Opinião :: "Tampa" de Alissa Nutting

WOW!
É a minha primeira reacção ao fechar o livro. Depois de passarmos pelo nojo, espanto, incredulidade e uma multitude de outras sensações. No entanto este WOW não deixa de ser sinónimo de espectacular. "Tampa" é um livro que custa a digerir mas somos sugados para um vórtice de pensamentos contraditórios em que estamos completamente arrepiados pelos desvios comportamentais da personagem e da história mas sentimos um interesse verdadeiramente genuíno pelo seu desfecho. É quase como quando passamos por um acidente de carro. É mórbido sabermos que pode lá estar alguém morto mas continuamos a olhar.


Tenho lido muitos comentários sobre o livro,  feitos por pessoas de muitas idades e localizações. A sinopse chega para dividir as águas. Temos os leitores capazes de embarcar nesta leitura e os outros que nem chegam a tentar, visto que sabem de antemão não suportar o que lhes vai ser apresentado. No entanto, a prova dos nove são as primeiras 50 páginas. Estes momentos iniciais são decisivos para o leitor se indignar e virar costas ao livro ou para continuar no caminho tortuoso que é a jornada de Celeste na abertura do novo ano lectivo, que é para si a época de caça aos jovens franzinos de 14 anos cujas vidas ela acaba por destruir. 

A ideia inicial do livro dá-te voltas ao estômago? 
A mim também, até que me habituei ao que estava a ler. Temo em dizer isto e não me interpretem mal mas a história estão tão magnificamente bem escrita que, por mais demente que seja Celeste, os seus desejos, pensamentos e maquinações, que eu tive de colocar de lado a minha indignação para ler o livro até ao fim, para saber o seu desfecho, para saber como/quando/onde esta existência sórdida ia acabar.
Foram 288 páginas com muitos momentos de fazer arrepiar a espinha, de franzir o sobrolho e de levar as mãos aos olhos e forçar a pálpebras em jeito de "se fizer força suficiente talvez esta imagem não se grave no meu cérebro"
Pois, tarde de mais! Com Tampa, isso é impossível!  Tudo o que lemos, graficamente descrito fica gravado na mente como uma marca feita a ferro quente. Acho que há cenas que são bem capazes de revolver um estômago mais sensível. Dei por mim a fechar o livro e a dar uma volta só para ter coragem para pegar nele novamenet.
Este livro prometia chocar e elevar a barra no que toca a material propício a discussão. Como dizer a alguém que se está a ler este livro? Devo analisar este livro como mulher, como mãe ou apenas como um ser social e objectivo? Devo mandar para a fogueira e queimar? Devo preocupar-me quando a meio da leitura a ideia do puto ter 14 anos deixou de me fazer confusão? Será que ela se safa no fim? Seria diferente se fosse um homem no lugar de Celeste?

Dados fornecidos:
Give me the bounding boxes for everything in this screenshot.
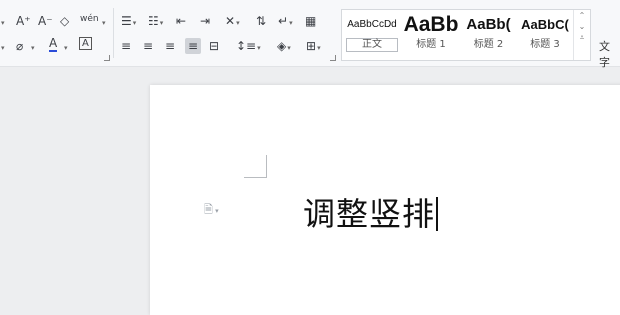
- document-text[interactable]: 调整竖排: [303, 189, 438, 235]
- ribbon-toolbar: ▾ A⁺ A⁻ ◇ wén ▾ ▾ ⌀ ▾ A ▾ A ☰▾ ☷▾ ⇤ ⇥ ✕▾…: [0, 0, 620, 70]
- character-border-icon[interactable]: A: [79, 37, 92, 50]
- justify-icon[interactable]: ≡: [185, 38, 202, 54]
- style-heading-3[interactable]: AaBbC( 标题 3: [517, 10, 573, 60]
- chinese-layout-icon[interactable]: ✕▾: [225, 14, 240, 30]
- numbering-icon[interactable]: ☷▾: [148, 14, 163, 30]
- borders-icon[interactable]: ⊞▾: [306, 39, 321, 55]
- table-insert-icon[interactable]: ▦: [305, 14, 316, 28]
- paragraph-layout-icon[interactable]: 🗎 ▾: [204, 201, 219, 220]
- phonetic-dropdown-icon[interactable]: ▾: [101, 14, 106, 30]
- styles-scroll[interactable]: ⌃ ⌄ ⩡: [573, 10, 590, 60]
- more-styles-icon[interactable]: ⩡: [580, 33, 585, 42]
- align-right-icon[interactable]: ≡: [165, 39, 175, 53]
- align-center-icon[interactable]: ≡: [143, 39, 153, 53]
- style-preview: AaBbCcDd: [347, 19, 397, 30]
- highlight-color-icon[interactable]: ⌀: [16, 39, 23, 53]
- line-spacing-icon[interactable]: ↕≡▾: [236, 39, 261, 55]
- shrink-font-icon[interactable]: A⁻: [38, 14, 53, 28]
- document-page[interactable]: 🗎 ▾ 调整竖排: [150, 85, 620, 315]
- style-heading-2[interactable]: AaBb( 标题 2: [460, 10, 517, 60]
- align-left-icon[interactable]: ≡: [121, 39, 131, 53]
- font-settings-expand-icon[interactable]: [104, 55, 110, 61]
- style-normal[interactable]: AaBbCcDd 正文: [342, 10, 402, 60]
- margin-corner-mark: [244, 155, 267, 178]
- phonetic-guide-icon[interactable]: wén: [80, 12, 99, 26]
- style-name: 标题 1: [416, 39, 446, 50]
- text-effect-dropdown-icon[interactable]: ▾: [0, 39, 5, 55]
- highlight-dropdown-icon[interactable]: ▾: [30, 39, 35, 55]
- scroll-down-icon[interactable]: ⌄: [579, 22, 586, 31]
- bullets-icon[interactable]: ☰▾: [121, 14, 136, 30]
- clear-format-icon[interactable]: ◇: [60, 14, 69, 28]
- shading-icon[interactable]: ◈▾: [277, 39, 291, 55]
- style-name: 标题 2: [473, 39, 504, 50]
- distributed-align-icon[interactable]: ⊟: [209, 39, 219, 53]
- grow-font-icon[interactable]: A⁺: [16, 14, 31, 28]
- style-preview: AaBbC(: [521, 17, 569, 32]
- styles-gallery: AaBbCcDd 正文 AaBb 标题 1 AaBb( 标题 2 AaBbC( …: [341, 9, 591, 61]
- decrease-indent-icon[interactable]: ⇤: [176, 14, 186, 28]
- separator: [113, 8, 114, 58]
- font-size-dropdown-icon[interactable]: ▾: [0, 14, 5, 30]
- style-name: 正文: [346, 38, 398, 52]
- sort-icon[interactable]: ⇅: [256, 14, 266, 28]
- text-cursor: [436, 197, 438, 231]
- text-content: 调整竖排: [303, 195, 436, 233]
- style-preview: AaBb: [403, 13, 459, 36]
- increase-indent-icon[interactable]: ⇥: [200, 14, 210, 28]
- font-color-icon[interactable]: A: [49, 37, 58, 52]
- style-name: 标题 3: [530, 39, 560, 50]
- style-heading-1[interactable]: AaBb 标题 1: [402, 10, 460, 60]
- paragraph-settings-expand-icon[interactable]: [330, 55, 336, 61]
- text-tool-button[interactable]: 文字: [599, 38, 620, 70]
- style-preview: AaBb(: [466, 16, 511, 33]
- scroll-up-icon[interactable]: ⌃: [579, 11, 586, 20]
- show-marks-icon[interactable]: ↵▾: [278, 14, 293, 30]
- font-color-dropdown-icon[interactable]: ▾: [63, 39, 68, 55]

Problemas a resolver:
• A. Transcreva todas as perguntas do último parágrafo do documento de origem, o que começa por "Este livro prometia chocar".
• B. Apresente cada linha dos registos em que surge a cadeia "layout", distinguindo maiúsculas de minúsculas.
O documento de origem e os registos provêm de fontes distintas.

Resultados do exercício:
• A.
- Como dizer a alguém que se está a ler este livro?
- Devo analisar este livro como mulher, como mãe ou apenas como um ser social e objectivo?
- Devo mandar para a fogueira e queimar?
- Devo preocupar-me quando a meio da leitura a ideia do puto ter 14 anos deixou de me fazer confusão?
- Será que ela se safa no fim?
- Seria diferente se fosse um homem no lugar de Celeste?

• B.
- chinese-layout-icon[interactable]: ✕▾: [225, 14, 240, 30]
- paragraph-layout-icon[interactable]: 🗎 ▾: [204, 201, 219, 220]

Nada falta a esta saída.